Start of Data extract

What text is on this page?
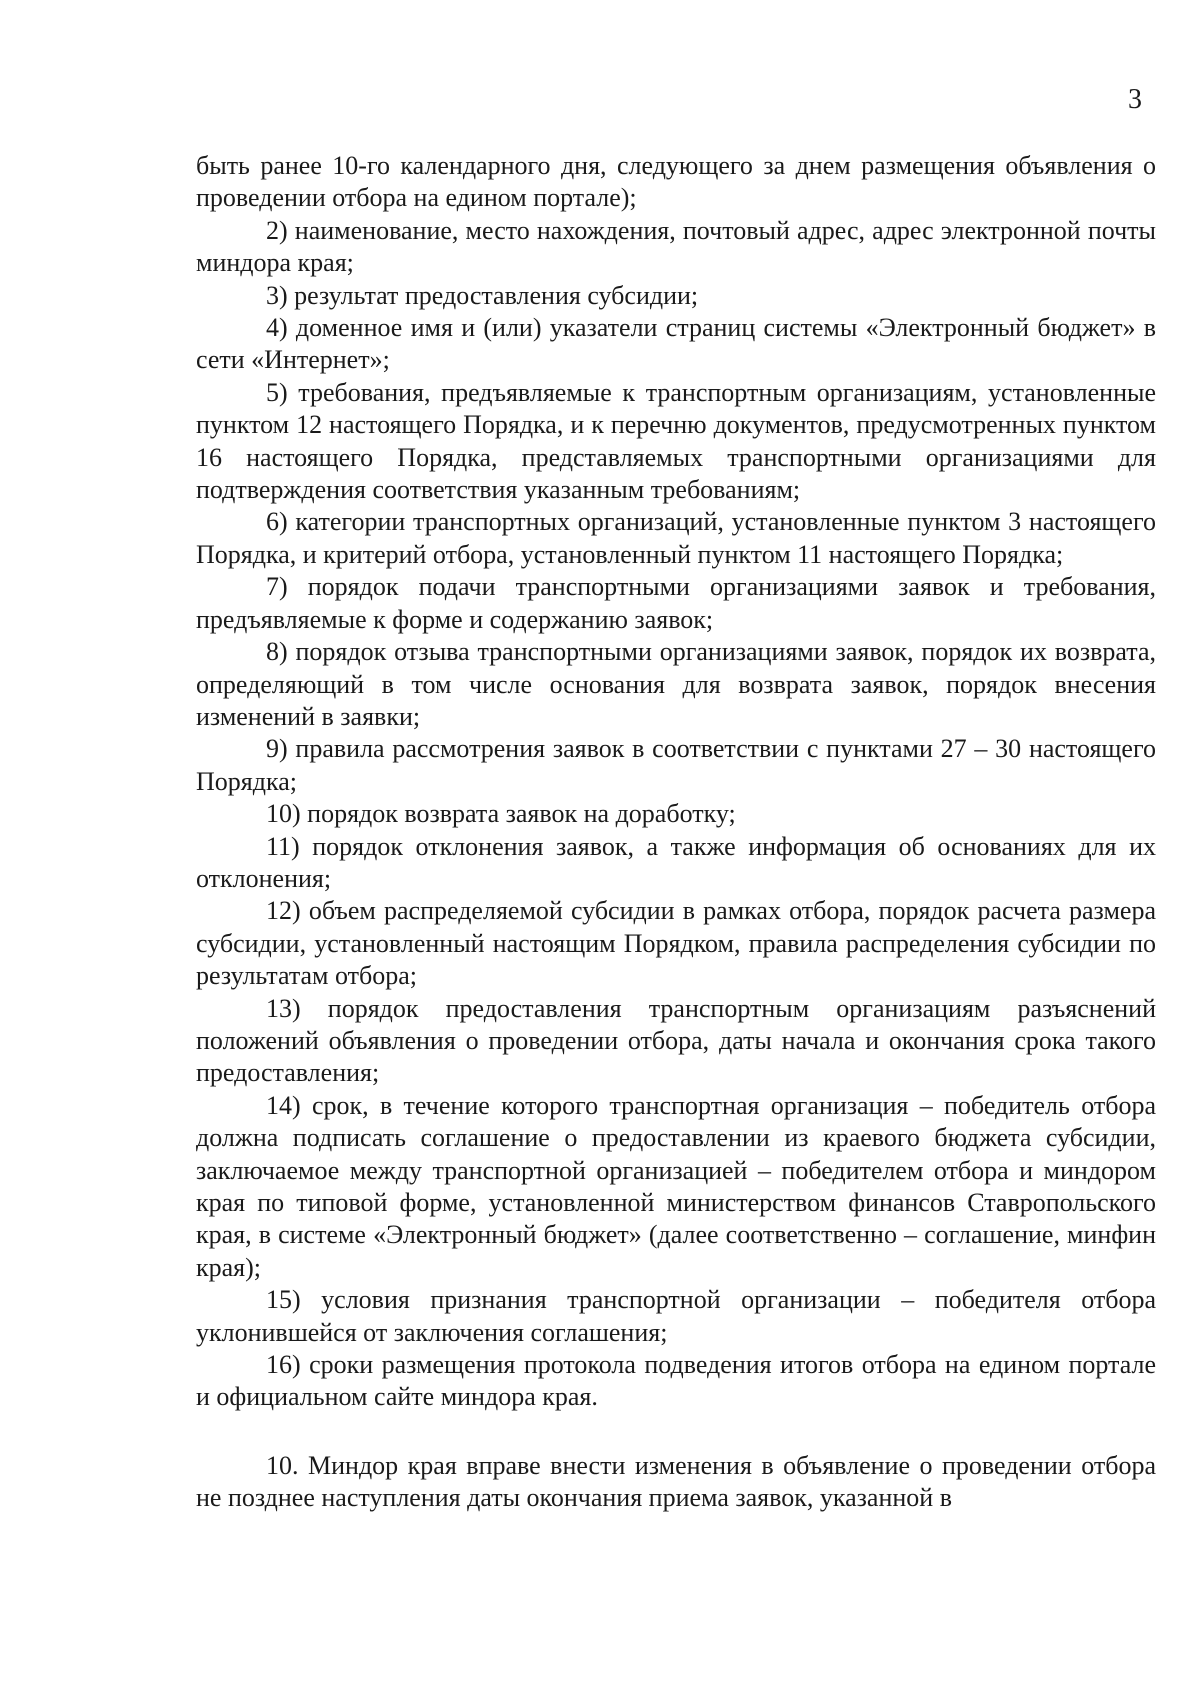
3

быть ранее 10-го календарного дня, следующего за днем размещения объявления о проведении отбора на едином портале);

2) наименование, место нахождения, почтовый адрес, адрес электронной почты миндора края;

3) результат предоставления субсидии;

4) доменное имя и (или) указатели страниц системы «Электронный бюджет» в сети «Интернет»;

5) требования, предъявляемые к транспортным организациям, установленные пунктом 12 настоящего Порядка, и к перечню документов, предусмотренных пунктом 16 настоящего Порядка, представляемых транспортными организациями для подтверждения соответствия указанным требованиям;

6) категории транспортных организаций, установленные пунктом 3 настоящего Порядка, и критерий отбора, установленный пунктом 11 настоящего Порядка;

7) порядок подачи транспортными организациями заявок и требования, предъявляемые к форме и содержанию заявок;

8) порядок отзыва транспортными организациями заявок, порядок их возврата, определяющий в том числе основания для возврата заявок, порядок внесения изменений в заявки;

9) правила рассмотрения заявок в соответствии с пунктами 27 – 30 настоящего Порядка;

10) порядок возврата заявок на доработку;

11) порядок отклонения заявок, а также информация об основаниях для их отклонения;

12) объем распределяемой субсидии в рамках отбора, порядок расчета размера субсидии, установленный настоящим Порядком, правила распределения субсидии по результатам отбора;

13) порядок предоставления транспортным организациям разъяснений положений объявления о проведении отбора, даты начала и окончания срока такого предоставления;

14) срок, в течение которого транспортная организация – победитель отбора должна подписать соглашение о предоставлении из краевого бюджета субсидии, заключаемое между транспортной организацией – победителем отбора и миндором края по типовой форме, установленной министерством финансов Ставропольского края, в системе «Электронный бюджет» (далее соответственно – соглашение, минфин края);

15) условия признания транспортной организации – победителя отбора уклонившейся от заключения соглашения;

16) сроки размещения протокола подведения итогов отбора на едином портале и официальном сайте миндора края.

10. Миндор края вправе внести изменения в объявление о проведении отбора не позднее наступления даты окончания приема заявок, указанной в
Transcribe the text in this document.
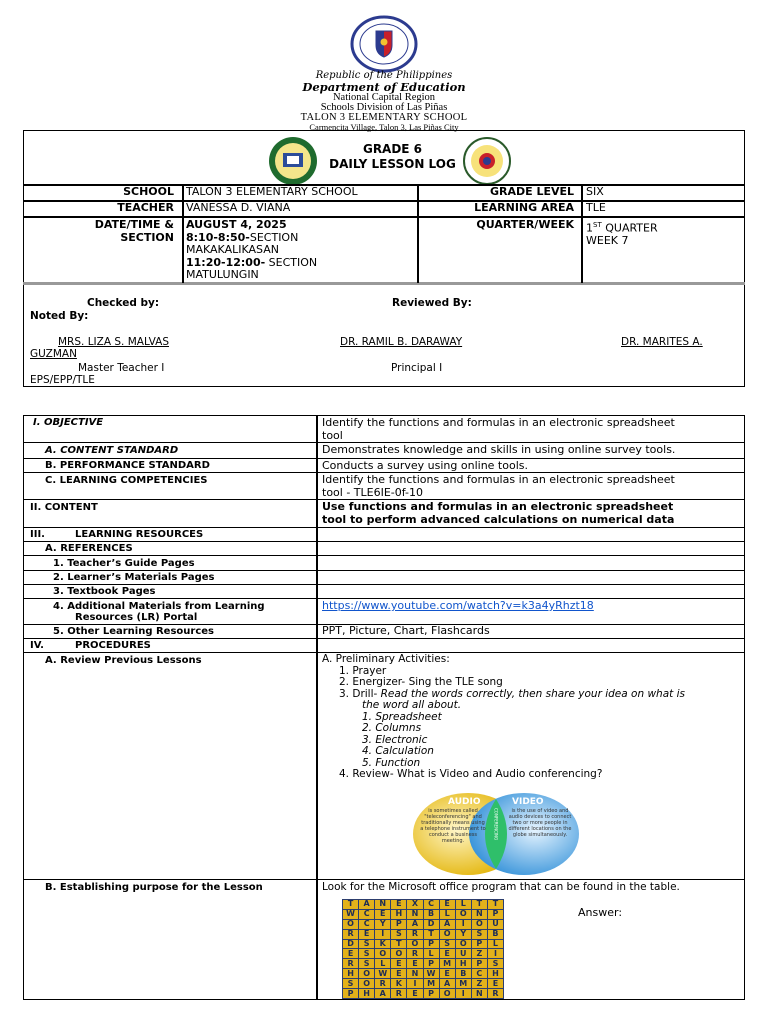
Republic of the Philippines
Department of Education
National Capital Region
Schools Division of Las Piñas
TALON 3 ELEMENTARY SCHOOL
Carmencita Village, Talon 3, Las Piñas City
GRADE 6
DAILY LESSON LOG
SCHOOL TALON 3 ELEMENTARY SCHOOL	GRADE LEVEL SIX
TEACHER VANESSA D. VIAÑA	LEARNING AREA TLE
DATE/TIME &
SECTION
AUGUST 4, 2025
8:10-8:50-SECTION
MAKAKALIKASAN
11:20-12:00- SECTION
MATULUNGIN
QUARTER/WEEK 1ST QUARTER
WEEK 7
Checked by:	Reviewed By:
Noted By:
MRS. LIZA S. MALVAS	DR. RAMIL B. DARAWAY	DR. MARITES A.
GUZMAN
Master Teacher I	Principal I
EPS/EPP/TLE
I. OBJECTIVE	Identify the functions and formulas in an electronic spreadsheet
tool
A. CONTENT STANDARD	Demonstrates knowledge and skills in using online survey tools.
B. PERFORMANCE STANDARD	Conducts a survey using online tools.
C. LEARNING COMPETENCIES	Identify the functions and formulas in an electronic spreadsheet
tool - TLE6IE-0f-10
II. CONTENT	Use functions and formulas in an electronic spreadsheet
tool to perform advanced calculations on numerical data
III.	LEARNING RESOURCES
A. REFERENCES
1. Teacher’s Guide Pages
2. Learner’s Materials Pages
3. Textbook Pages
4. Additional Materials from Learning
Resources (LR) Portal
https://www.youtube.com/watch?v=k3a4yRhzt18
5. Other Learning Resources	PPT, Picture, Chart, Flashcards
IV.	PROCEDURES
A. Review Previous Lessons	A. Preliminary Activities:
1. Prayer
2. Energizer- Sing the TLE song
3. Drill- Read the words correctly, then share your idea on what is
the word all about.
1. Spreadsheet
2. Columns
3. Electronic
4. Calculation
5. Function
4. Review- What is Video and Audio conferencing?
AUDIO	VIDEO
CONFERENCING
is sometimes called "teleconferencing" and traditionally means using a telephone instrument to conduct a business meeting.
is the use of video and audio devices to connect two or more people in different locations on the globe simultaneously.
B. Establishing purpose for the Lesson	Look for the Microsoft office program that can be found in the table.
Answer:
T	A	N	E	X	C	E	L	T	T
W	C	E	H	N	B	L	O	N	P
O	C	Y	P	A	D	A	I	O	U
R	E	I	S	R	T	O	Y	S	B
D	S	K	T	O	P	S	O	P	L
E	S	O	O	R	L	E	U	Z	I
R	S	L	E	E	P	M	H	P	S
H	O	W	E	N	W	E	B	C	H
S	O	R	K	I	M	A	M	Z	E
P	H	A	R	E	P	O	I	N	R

End of Data extract

→ **Work instructions**:
All of the lines above should be retyped precisely, apart from the pictures.

→ **Response to this exercise**:
What text is on this page?
3

быть ранее 10-го календарного дня, следующего за днем размещения объявления о проведении отбора на едином портале);

2) наименование, место нахождения, почтовый адрес, адрес электронной почты миндора края;

3) результат предоставления субсидии;

4) доменное имя и (или) указатели страниц системы «Электронный бюджет» в сети «Интернет»;

5) требования, предъявляемые к транспортным организациям, установленные пунктом 12 настоящего Порядка, и к перечню документов, предусмотренных пунктом 16 настоящего Порядка, представляемых транспортными организациями для подтверждения соответствия указанным требованиям;

6) категории транспортных организаций, установленные пунктом 3 настоящего Порядка, и критерий отбора, установленный пунктом 11 настоящего Порядка;

7) порядок подачи транспортными организациями заявок и требования, предъявляемые к форме и содержанию заявок;

8) порядок отзыва транспортными организациями заявок, порядок их возврата, определяющий в том числе основания для возврата заявок, порядок внесения изменений в заявки;

9) правила рассмотрения заявок в соответствии с пунктами 27 – 30 настоящего Порядка;

10) порядок возврата заявок на доработку;

11) порядок отклонения заявок, а также информация об основаниях для их отклонения;

12) объем распределяемой субсидии в рамках отбора, порядок расчета размера субсидии, установленный настоящим Порядком, правила распределения субсидии по результатам отбора;

13) порядок предоставления транспортным организациям разъяснений положений объявления о проведении отбора, даты начала и окончания срока такого предоставления;

14) срок, в течение которого транспортная организация – победитель отбора должна подписать соглашение о предоставлении из краевого бюджета субсидии, заключаемое между транспортной организацией – победителем отбора и миндором края по типовой форме, установленной министерством финансов Ставропольского края, в системе «Электронный бюджет» (далее соответственно – соглашение, минфин края);

15) условия признания транспортной организации – победителя отбора уклонившейся от заключения соглашения;

16) сроки размещения протокола подведения итогов отбора на едином портале и официальном сайте миндора края.

10. Миндор края вправе внести изменения в объявление о проведении отбора не позднее наступления даты окончания приема заявок, указанной в
Transcribe the text in this document.
Republic of the Philippines
Department of Education
National Capital Region
Schools Division of Las Piñas
TALON 3 ELEMENTARY SCHOOL
Carmencita Village, Talon 3, Las Piñas City
GRADE 6
DAILY LESSON LOG
SCHOOL TALON 3 ELEMENTARY SCHOOL	GRADE LEVEL SIX
TEACHER VANESSA D. VIAÑA	LEARNING AREA TLE
DATE/TIME &
SECTION
AUGUST 4, 2025
8:10-8:50-SECTION
MAKAKALIKASAN
11:20-12:00- SECTION
MATULUNGIN
QUARTER/WEEK 1ST QUARTER
WEEK 7
Checked by:	Reviewed By:
Noted By:
MRS. LIZA S. MALVAS	DR. RAMIL B. DARAWAY	DR. MARITES A.
GUZMAN
Master Teacher I	Principal I
EPS/EPP/TLE
I. OBJECTIVE	Identify the functions and formulas in an electronic spreadsheet
tool
A. CONTENT STANDARD	Demonstrates knowledge and skills in using online survey tools.
B. PERFORMANCE STANDARD	Conducts a survey using online tools.
C. LEARNING COMPETENCIES	Identify the functions and formulas in an electronic spreadsheet
tool - TLE6IE-0f-10
II. CONTENT	Use functions and formulas in an electronic spreadsheet
tool to perform advanced calculations on numerical data
III.	LEARNING RESOURCES
A. REFERENCES
1. Teacher’s Guide Pages
2. Learner’s Materials Pages
3. Textbook Pages
4. Additional Materials from Learning
Resources (LR) Portal
https://www.youtube.com/watch?v=k3a4yRhzt18
5. Other Learning Resources	PPT, Picture, Chart, Flashcards
IV.	PROCEDURES
A. Review Previous Lessons	A. Preliminary Activities:
1. Prayer
2. Energizer- Sing the TLE song
3. Drill- Read the words correctly, then share your idea on what is
the word all about.
1. Spreadsheet
2. Columns
3. Electronic
4. Calculation
5. Function
4. Review- What is Video and Audio conferencing?
AUDIO	VIDEO
CONFERENCING
is sometimes called "teleconferencing" and traditionally means using a telephone instrument to conduct a business meeting.
is the use of video and audio devices to connect two or more people in different locations on the globe simultaneously.
B. Establishing purpose for the Lesson	Look for the Microsoft office program that can be found in the table.
Answer:
T	A	N	E	X	C	E	L	T	T
W	C	E	H	N	B	L	O	N	P
O	C	Y	P	A	D	A	I	O	U
R	E	I	S	R	T	O	Y	S	B
D	S	K	T	O	P	S	O	P	L
E	S	O	O	R	L	E	U	Z	I
R	S	L	E	E	P	M	H	P	S
H	O	W	E	N	W	E	B	C	H
S	O	R	K	I	M	A	M	Z	E
P	H	A	R	E	P	O	I	N	R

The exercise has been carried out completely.